▶ SET PROBLEM
Reproduce the records. Keep every word exact and include no images.
Begin DATA TO PROCESS
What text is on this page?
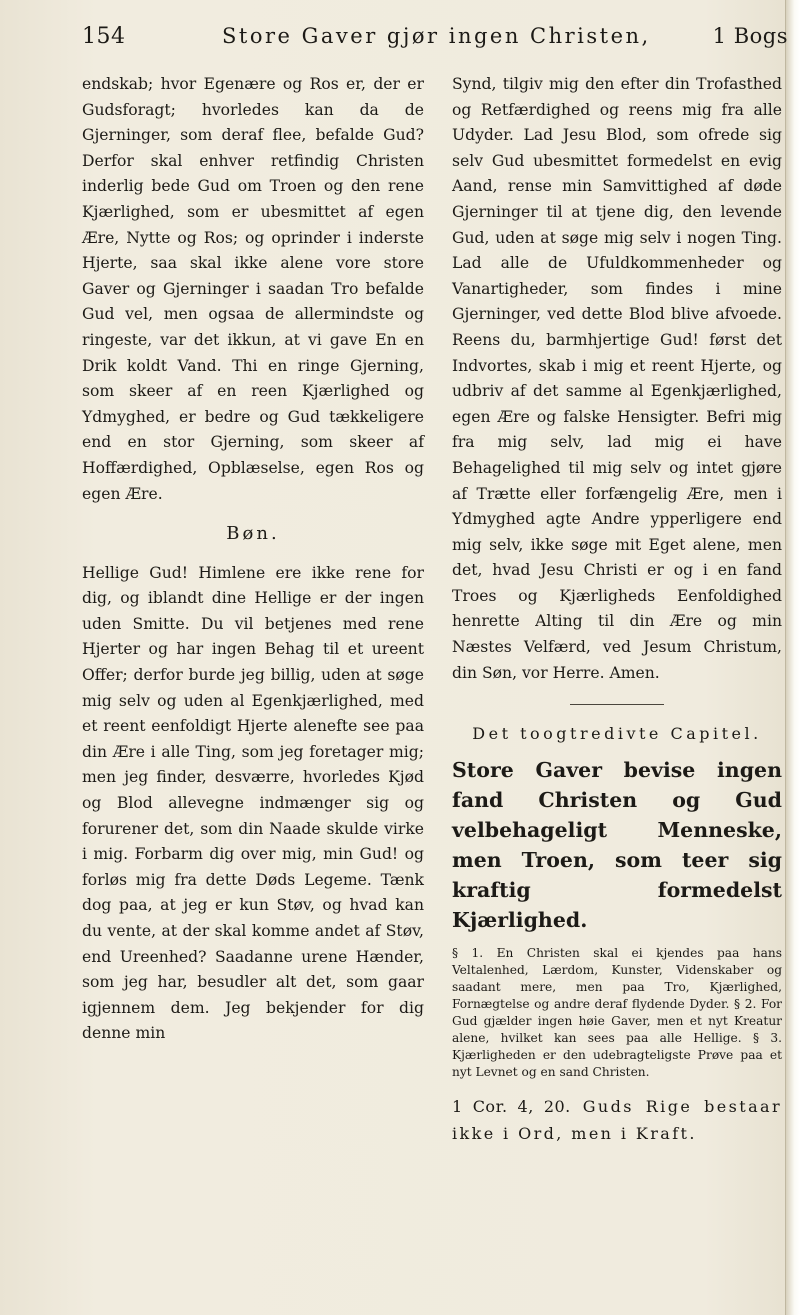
154	Store Gaver gjør ingen Christen,	1 Bogs

endskab; hvor Egenære og Ros er, der er Gudsforagt; hvorledes kan da de Gjerninger, som deraf flee, befalde Gud? Derfor skal enhver retfindig Christen inderlig bede Gud om Troen og den rene Kjærlighed, som er ubesmittet af egen Ære, Nytte og Ros; og oprinder i inderste Hjerte, saa skal ikke alene vore store Gaver og Gjerninger i saadan Tro befalde Gud vel, men ogsaa de allermindste og ringeste, var det ikkun, at vi gave En en Drik koldt Vand. Thi en ringe Gjerning, som skeer af en reen Kjærlighed og Ydmyghed, er bedre og Gud tækkeligere end en stor Gjerning, som skeer af Hoffærdighed, Opblæselse, egen Ros og egen Ære.

Bøn.

Hellige Gud! Himlene ere ikke rene for dig, og iblandt dine Hellige er der ingen uden Smitte. Du vil betjenes med rene Hjerter og har ingen Behag til et ureent Offer; derfor burde jeg billig, uden at søge mig selv og uden al Egenkjærlighed, med et reent eenfoldigt Hjerte alenefte see paa din Ære i alle Ting, som jeg foretager mig; men jeg finder, desværre, hvorledes Kjød og Blod allevegne indmænger sig og forurener det, som din Naade skulde virke i mig. Forbarm dig over mig, min Gud! og forløs mig fra dette Døds Legeme. Tænk dog paa, at jeg er kun Støv, og hvad kan du vente, at der skal komme andet af Støv, end Ureenhed? Saadanne urene Hænder, som jeg har, besudler alt det, som gaar igjennem dem. Jeg bekjender for dig denne min

Synd, tilgiv mig den efter din Trofasthed og Retfærdighed og reens mig fra alle Udyder. Lad Jesu Blod, som ofrede sig selv Gud ubesmittet formedelst en evig Aand, rense min Samvittighed af døde Gjerninger til at tjene dig, den levende Gud, uden at søge mig selv i nogen Ting. Lad alle de Ufuldkommenheder og Vanartigheder, som findes i mine Gjerninger, ved dette Blod blive afvoede. Reens du, barmhjertige Gud! først det Indvortes, skab i mig et reent Hjerte, og udbriv af det samme al Egenkjærlighed, egen Ære og falske Hensigter. Befri mig fra mig selv, lad mig ei have Behagelighed til mig selv og intet gjøre af Trætte eller forfængelig Ære, men i Ydmyghed agte Andre ypperligere end mig selv, ikke søge mit Eget alene, men det, hvad Jesu Christi er og i en fand Troes og Kjærligheds Eenfoldighed henrette Alting til din Ære og min Næstes Velfærd, ved Jesum Christum, din Søn, vor Herre. Amen.

Det toogtredivte Capitel.

Store Gaver bevise ingen fand Christen og Gud velbehageligt Menneske, men Troen, som teer sig kraftig formedelst Kjærlighed.

§ 1. En Christen skal ei kjendes paa hans Veltalenhed, Lærdom, Kunster, Videnskaber og saadant mere, men paa Tro, Kjærlighed, Fornægtelse og andre deraf flydende Dyder. § 2. For Gud gjælder ingen høie Gaver, men et nyt Kreatur alene, hvilket kan sees paa alle Hellige. § 3. Kjærligheden er den udebragteligste Prøve paa et nyt Levnet og en sand Christen.

1 Cor. 4, 20. Guds Rige bestaar ikke i Ord, men i Kraft.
End DATA TO PROCESS
▶ PROBLEM SOLUTION
What text is on this page?
154	Store Gaver gjør ingen Christen,	1 Bogs

endskab; hvor Egenære og Ros er, der er Gudsforagt; hvorledes kan da de Gjerninger, som deraf flee, befalde Gud? Derfor skal enhver retfindig Christen inderlig bede Gud om Troen og den rene Kjærlighed, som er ubesmittet af egen Ære, Nytte og Ros; og oprinder i inderste Hjerte, saa skal ikke alene vore store Gaver og Gjerninger i saadan Tro befalde Gud vel, men ogsaa de allermindste og ringeste, var det ikkun, at vi gave En en Drik koldt Vand. Thi en ringe Gjerning, som skeer af en reen Kjærlighed og Ydmyghed, er bedre og Gud tækkeligere end en stor Gjerning, som skeer af Hoffærdighed, Opblæselse, egen Ros og egen Ære.

Bøn.

Hellige Gud! Himlene ere ikke rene for dig, og iblandt dine Hellige er der ingen uden Smitte. Du vil betjenes med rene Hjerter og har ingen Behag til et ureent Offer; derfor burde jeg billig, uden at søge mig selv og uden al Egenkjærlighed, med et reent eenfoldigt Hjerte alenefte see paa din Ære i alle Ting, som jeg foretager mig; men jeg finder, desværre, hvorledes Kjød og Blod allevegne indmænger sig og forurener det, som din Naade skulde virke i mig. Forbarm dig over mig, min Gud! og forløs mig fra dette Døds Legeme. Tænk dog paa, at jeg er kun Støv, og hvad kan du vente, at der skal komme andet af Støv, end Ureenhed? Saadanne urene Hænder, som jeg har, besudler alt det, som gaar igjennem dem. Jeg bekjender for dig denne min

Synd, tilgiv mig den efter din Trofasthed og Retfærdighed og reens mig fra alle Udyder. Lad Jesu Blod, som ofrede sig selv Gud ubesmittet formedelst en evig Aand, rense min Samvittighed af døde Gjerninger til at tjene dig, den levende Gud, uden at søge mig selv i nogen Ting. Lad alle de Ufuldkommenheder og Vanartigheder, som findes i mine Gjerninger, ved dette Blod blive afvoede. Reens du, barmhjertige Gud! først det Indvortes, skab i mig et reent Hjerte, og udbriv af det samme al Egenkjærlighed, egen Ære og falske Hensigter. Befri mig fra mig selv, lad mig ei have Behagelighed til mig selv og intet gjøre af Trætte eller forfængelig Ære, men i Ydmyghed agte Andre ypperligere end mig selv, ikke søge mit Eget alene, men det, hvad Jesu Christi er og i en fand Troes og Kjærligheds Eenfoldighed henrette Alting til din Ære og min Næstes Velfærd, ved Jesum Christum, din Søn, vor Herre. Amen.

Det toogtredivte Capitel.

Store Gaver bevise ingen fand Christen og Gud velbehageligt Menneske, men Troen, som teer sig kraftig formedelst Kjærlighed.

§ 1. En Christen skal ei kjendes paa hans Veltalenhed, Lærdom, Kunster, Videnskaber og saadant mere, men paa Tro, Kjærlighed, Fornægtelse og andre deraf flydende Dyder. § 2. For Gud gjælder ingen høie Gaver, men et nyt Kreatur alene, hvilket kan sees paa alle Hellige. § 3. Kjærligheden er den udebragteligste Prøve paa et nyt Levnet og en sand Christen.

1 Cor. 4, 20. Guds Rige bestaar ikke i Ord, men i Kraft.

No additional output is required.